▶ [Excerpt]
▼

The Supreme Court of Washington
Nov 20, 1926
250 P. 947 (Wash. 1926)

Summary

holding an action procured through fraud cannot have preclusive effect

Summary of this case from Recall of Pearsall-Stipek

Opinion

No. 19419. En Banc.

November 20, 1926.

FRAUD (2, 22) — ELEMENTS OF FRAUD — FIDUCIARY AND CONFIDENTIAL RELATIONS — EVIDENCE — SUFFICIENCY. It is an actionable fraud against residuary legatees for an executor to effect a sale of real estate whereby, through the instrumentality of a corporation owned by him, he received a secret profit of twenty thousand dollars when a co-executor exercised an option to repurchase from the corporation at an increased price, which option was part of the deal effecting the sale.

COMPROMISE AND SETTLEMENT (6) — IMPEACHMENT — FRAUD. The settlement of a suit against executors for fraud committed upon residuary legatees in making a sale of real estate is not res judicata or conclusive where it was procured by withholding knowledge of a secret profit of $20,000, made by one of the executors, which was not discovered by the legatees until after the compromise and dismissal of the first action, which embraced other matters.

LIMITATION OF ACTIONS (56) — FRAUD — DISCOVERY OF FRAUD. An action against an executor for fraud in effecting a sale of real estate with a secret profit to himself is not barred by the statute of limitations if commenced within two years after discovery of the fraud.

Appeal from a judgment of the superior court for King county, Simpson, J., entered January 10, 1925, upon findings in favor of the plaintiffs in an action for fraud, tried to the court. Affirmed.

Frank S. Griffith and Jay C. Allen, for appellants.

Tanner Garvin, for respondents.


HOLCOMB, FULLERTON and PARKER, JJ., dissent.


This is an action instituted by the respondents, David Rosenberg and Harry Rosenberg, against the executors of the estate of Samuel Rosenberg, deceased, to recover in damages on account of fraud, claimed to have been perpetrated upon them in a settlement had between them with respect to the property of the estate. The amount demanded was twenty thousand dollars, and for this sum the trial court, on a trial without a jury, awarded them a judgment. The executors appeal.

On October 1, 1916, Samuel Rosenberg died testate, leaving a considerable estate consisting of real and personal property situated in part in the state of Washington and in part in the state of Oregon. He left, as his heirs at law, his wife, Ella S. Rosenberg, and the respondents, who are his sons by a former marriage. Both of the respondents had reached the age of majority at the time of their father's death. In his will, the testator made specific bequests to certain of his relatives, a specific bequest to his wife, and named his sons as the residuary legatees of his estate. He nominated his wife, one Isaac Himelhoch and one Joseph Levinson as executors of the will. Himelhoch was his brother-in-law, and in his will he calls Levinson his nephew, but the evidence seems to show that Levinson's actual relationship was that of husband of the testator's niece. The will was admitted to probate and the executors qualified.

▲

▶ [Required task 1]
According to the court opinion, on what date did Samuel Rosenberg die?
▶ [Required task 2]
Please copy, word for word, the part of the court opinion that opens with the words containing "November 20, 1926." and closes with "effecting the sale.".
Use only the court opinion for these answers.

▶ [Material]
▼

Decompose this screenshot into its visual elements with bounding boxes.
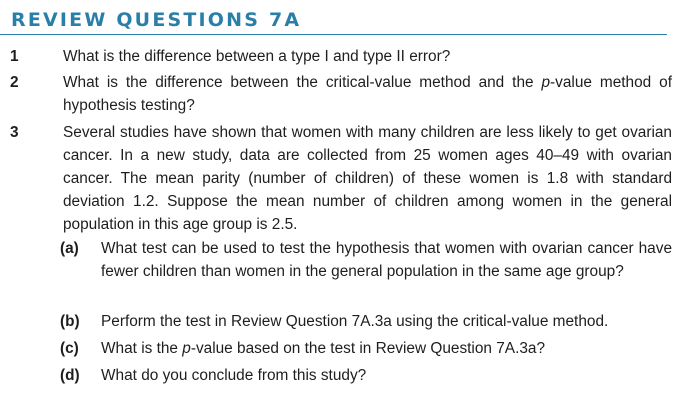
question-3 — [0, 121, 672, 236]
question-number: 3 — [10, 124, 19, 141]
question-3-part-c — [0, 337, 672, 360]
part-text-italic: p — [182, 340, 191, 357]
question-text-part: -value method of hypothesis testing? — [63, 74, 672, 114]
question-text — [63, 71, 672, 117]
title-divider — [0, 34, 667, 35]
part-text-segment: -value based on the test in Review Question 7A.3a? — [190, 340, 546, 357]
part-text: What do you conclude from this study? — [101, 367, 367, 384]
question-1 — [0, 45, 672, 68]
part-text: What test can be used to test the hypothesis that women with ovarian cancer have fewer children than women in the general population in the same age group? — [101, 240, 672, 280]
question-text: What is the difference between a type I and type II error? — [63, 48, 451, 65]
section-title: REVIEW QUESTIONS 7A — [11, 9, 302, 31]
part-label: (b) — [60, 313, 80, 330]
part-label: (d) — [60, 367, 80, 384]
question-number: 1 — [10, 48, 19, 65]
part-text-segment: What is the — [101, 340, 183, 357]
part-label: (c) — [60, 340, 79, 357]
part-text: Perform the test in Review Question 7A.3a using the critical-value method. — [101, 313, 609, 330]
question-3-part-b — [0, 310, 672, 333]
question-text-part: What is the difference between the critical-value method and the — [63, 74, 542, 91]
question-number: 2 — [10, 74, 19, 91]
question-2 — [0, 71, 672, 117]
question-3-part-a — [0, 237, 672, 283]
question-3-part-d — [0, 364, 672, 387]
part-label: (a) — [60, 240, 79, 257]
question-text-italic: p — [541, 74, 551, 91]
part-text — [101, 337, 672, 360]
question-text: Several studies have shown that women with many children are less likely to get ovarian cancer. In a new study, data are collected from 25 women ages 40–49 with ovarian cancer. The mean parity (number of children) of these women is 1.8 with standard deviation 1.2. Suppose the mean number of children among women in the general population in this age group is 2.5. — [63, 124, 672, 233]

▲

▶ [Correct output 1]
October 1, 1916.

▶ [Correct output 2]
November 20, 1926.

FRAUD (2, 22) — ELEMENTS OF FRAUD — FIDUCIARY AND CONFIDENTIAL RELATIONS — EVIDENCE — SUFFICIENCY. It is an actionable fraud against residuary legatees for an executor to effect a sale of real estate whereby, through the instrumentality of a corporation owned by him, he received a secret profit of twenty thousand dollars when a co-executor exercised an option to repurchase from the corporation at an increased price, which option was part of the deal effecting the sale.